DIRECTIONS: Identify all lines below that hold "WINDOWS" and collect them.

RECORDS FOR THIS TASK:
■ ■ ■ ■ ■ ■ ■

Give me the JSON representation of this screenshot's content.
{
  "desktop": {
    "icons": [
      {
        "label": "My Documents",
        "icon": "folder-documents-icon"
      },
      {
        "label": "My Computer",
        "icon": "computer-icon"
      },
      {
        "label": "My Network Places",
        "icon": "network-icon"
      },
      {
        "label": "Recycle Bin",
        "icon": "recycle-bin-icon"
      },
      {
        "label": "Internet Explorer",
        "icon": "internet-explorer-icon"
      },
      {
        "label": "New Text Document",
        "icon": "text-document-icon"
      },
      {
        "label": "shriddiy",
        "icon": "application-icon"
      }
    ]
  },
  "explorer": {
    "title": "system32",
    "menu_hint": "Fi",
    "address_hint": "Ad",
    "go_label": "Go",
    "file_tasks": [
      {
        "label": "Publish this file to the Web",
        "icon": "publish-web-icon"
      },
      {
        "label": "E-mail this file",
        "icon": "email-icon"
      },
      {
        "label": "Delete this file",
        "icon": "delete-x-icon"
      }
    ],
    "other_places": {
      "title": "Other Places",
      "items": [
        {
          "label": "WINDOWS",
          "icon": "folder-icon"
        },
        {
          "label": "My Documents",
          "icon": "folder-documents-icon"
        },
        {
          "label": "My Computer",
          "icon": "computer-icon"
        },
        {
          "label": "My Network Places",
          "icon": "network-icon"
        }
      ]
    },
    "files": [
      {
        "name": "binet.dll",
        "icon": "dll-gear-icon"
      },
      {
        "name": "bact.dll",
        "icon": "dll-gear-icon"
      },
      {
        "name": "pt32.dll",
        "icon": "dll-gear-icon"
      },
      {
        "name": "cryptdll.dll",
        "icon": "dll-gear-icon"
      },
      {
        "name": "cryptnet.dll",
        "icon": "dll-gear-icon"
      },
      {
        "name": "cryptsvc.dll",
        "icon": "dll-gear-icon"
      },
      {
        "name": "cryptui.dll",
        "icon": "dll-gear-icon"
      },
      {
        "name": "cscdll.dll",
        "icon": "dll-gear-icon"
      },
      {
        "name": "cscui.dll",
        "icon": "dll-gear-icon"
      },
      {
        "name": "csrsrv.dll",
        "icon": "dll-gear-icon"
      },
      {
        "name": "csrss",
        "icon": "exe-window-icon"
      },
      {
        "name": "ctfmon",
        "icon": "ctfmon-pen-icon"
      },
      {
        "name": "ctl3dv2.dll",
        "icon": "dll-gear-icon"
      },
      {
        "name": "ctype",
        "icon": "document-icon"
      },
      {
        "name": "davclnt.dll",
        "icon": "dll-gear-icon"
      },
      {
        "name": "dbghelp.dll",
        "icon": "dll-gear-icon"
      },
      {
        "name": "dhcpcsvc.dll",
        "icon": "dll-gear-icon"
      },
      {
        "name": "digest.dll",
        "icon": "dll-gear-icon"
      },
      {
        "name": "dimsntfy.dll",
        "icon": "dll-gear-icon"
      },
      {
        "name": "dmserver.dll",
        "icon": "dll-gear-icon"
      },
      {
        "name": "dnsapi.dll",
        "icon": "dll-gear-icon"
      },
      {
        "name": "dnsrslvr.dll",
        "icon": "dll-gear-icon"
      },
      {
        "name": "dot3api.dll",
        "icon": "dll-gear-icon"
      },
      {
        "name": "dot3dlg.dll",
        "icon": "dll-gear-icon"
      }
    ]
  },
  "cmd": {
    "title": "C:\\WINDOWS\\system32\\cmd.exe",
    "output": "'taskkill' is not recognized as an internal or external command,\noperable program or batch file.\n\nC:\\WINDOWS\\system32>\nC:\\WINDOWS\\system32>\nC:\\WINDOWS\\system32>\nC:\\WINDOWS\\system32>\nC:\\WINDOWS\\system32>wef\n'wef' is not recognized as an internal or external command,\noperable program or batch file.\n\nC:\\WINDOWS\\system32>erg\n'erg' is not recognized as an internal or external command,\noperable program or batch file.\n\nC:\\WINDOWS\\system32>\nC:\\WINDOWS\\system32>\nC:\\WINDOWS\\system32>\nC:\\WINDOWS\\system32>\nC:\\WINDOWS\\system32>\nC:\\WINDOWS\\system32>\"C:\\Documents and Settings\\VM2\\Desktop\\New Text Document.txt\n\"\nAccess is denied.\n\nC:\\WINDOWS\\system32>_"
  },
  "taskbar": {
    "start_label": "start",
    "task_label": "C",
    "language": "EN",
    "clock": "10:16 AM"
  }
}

■ ■ ■ ■ ■ ■ ■

RESULT OF THIS TASK:
          "label": "WINDOWS",
    "title": "C:\\WINDOWS\\system32\\cmd.exe",
    "output": "'taskkill' is not recognized as an internal or external command,\noperable program or batch file.\n\nC:\\WINDOWS\\system32>\nC:\\WINDOWS\\system32>\nC:\\WINDOWS\\system32>\nC:\\WINDOWS\\system32>\nC:\\WINDOWS\\system32>wef\n'wef' is not recognized as an internal or external command,\noperable program or batch file.\n\nC:\\WINDOWS\\system32>erg\n'erg' is not recognized as an internal or external command,\noperable program or batch file.\n\nC:\\WINDOWS\\system32>\nC:\\WINDOWS\\system32>\nC:\\WINDOWS\\system32>\nC:\\WINDOWS\\system32>\nC:\\WINDOWS\\system32>\nC:\\WINDOWS\\system32>\"C:\\Documents and Settings\\VM2\\Desktop\\New Text Document.txt\n\"\nAccess is denied.\n\nC:\\WINDOWS\\system32>_"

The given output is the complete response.